• What this task involves:
All of the material below is to be repeated exactly.

• Record extracts:
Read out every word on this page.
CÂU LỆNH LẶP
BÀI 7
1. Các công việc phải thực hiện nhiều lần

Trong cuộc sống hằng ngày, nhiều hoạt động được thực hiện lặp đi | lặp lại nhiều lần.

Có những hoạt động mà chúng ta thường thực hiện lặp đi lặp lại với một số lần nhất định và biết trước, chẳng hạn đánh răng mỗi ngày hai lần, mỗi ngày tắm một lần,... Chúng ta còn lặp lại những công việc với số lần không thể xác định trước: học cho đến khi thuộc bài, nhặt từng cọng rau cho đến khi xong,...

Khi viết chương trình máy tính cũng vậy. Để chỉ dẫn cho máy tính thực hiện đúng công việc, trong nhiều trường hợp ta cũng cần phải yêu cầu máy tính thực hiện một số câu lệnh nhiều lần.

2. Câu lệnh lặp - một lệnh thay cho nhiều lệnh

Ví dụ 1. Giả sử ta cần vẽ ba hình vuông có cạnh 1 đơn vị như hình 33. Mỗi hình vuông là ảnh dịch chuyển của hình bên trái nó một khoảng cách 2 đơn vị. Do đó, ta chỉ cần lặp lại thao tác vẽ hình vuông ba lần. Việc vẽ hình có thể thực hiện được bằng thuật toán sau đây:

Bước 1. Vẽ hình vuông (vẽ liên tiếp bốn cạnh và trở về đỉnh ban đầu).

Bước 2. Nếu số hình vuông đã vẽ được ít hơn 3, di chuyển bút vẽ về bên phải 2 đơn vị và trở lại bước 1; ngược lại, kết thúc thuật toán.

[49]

• Written answer:
Read out every word on this page.
CÂU LỆNH LẶP
BÀI 7
1. Các công việc phải thực hiện nhiều lần

Trong cuộc sống hằng ngày, nhiều hoạt động được thực hiện lặp đi | lặp lại nhiều lần.

Có những hoạt động mà chúng ta thường thực hiện lặp đi lặp lại với một số lần nhất định và biết trước, chẳng hạn đánh răng mỗi ngày hai lần, mỗi ngày tắm một lần,... Chúng ta còn lặp lại những công việc với số lần không thể xác định trước: học cho đến khi thuộc bài, nhặt từng cọng rau cho đến khi xong,...

Khi viết chương trình máy tính cũng vậy. Để chỉ dẫn cho máy tính thực hiện đúng công việc, trong nhiều trường hợp ta cũng cần phải yêu cầu máy tính thực hiện một số câu lệnh nhiều lần.

2. Câu lệnh lặp - một lệnh thay cho nhiều lệnh

Ví dụ 1. Giả sử ta cần vẽ ba hình vuông có cạnh 1 đơn vị như hình 33. Mỗi hình vuông là ảnh dịch chuyển của hình bên trái nó một khoảng cách 2 đơn vị. Do đó, ta chỉ cần lặp lại thao tác vẽ hình vuông ba lần. Việc vẽ hình có thể thực hiện được bằng thuật toán sau đây:

Bước 1. Vẽ hình vuông (vẽ liên tiếp bốn cạnh và trở về đỉnh ban đầu).

Bước 2. Nếu số hình vuông đã vẽ được ít hơn 3, di chuyển bút vẽ về bên phải 2 đơn vị và trở lại bước 1; ngược lại, kết thúc thuật toán.

[49]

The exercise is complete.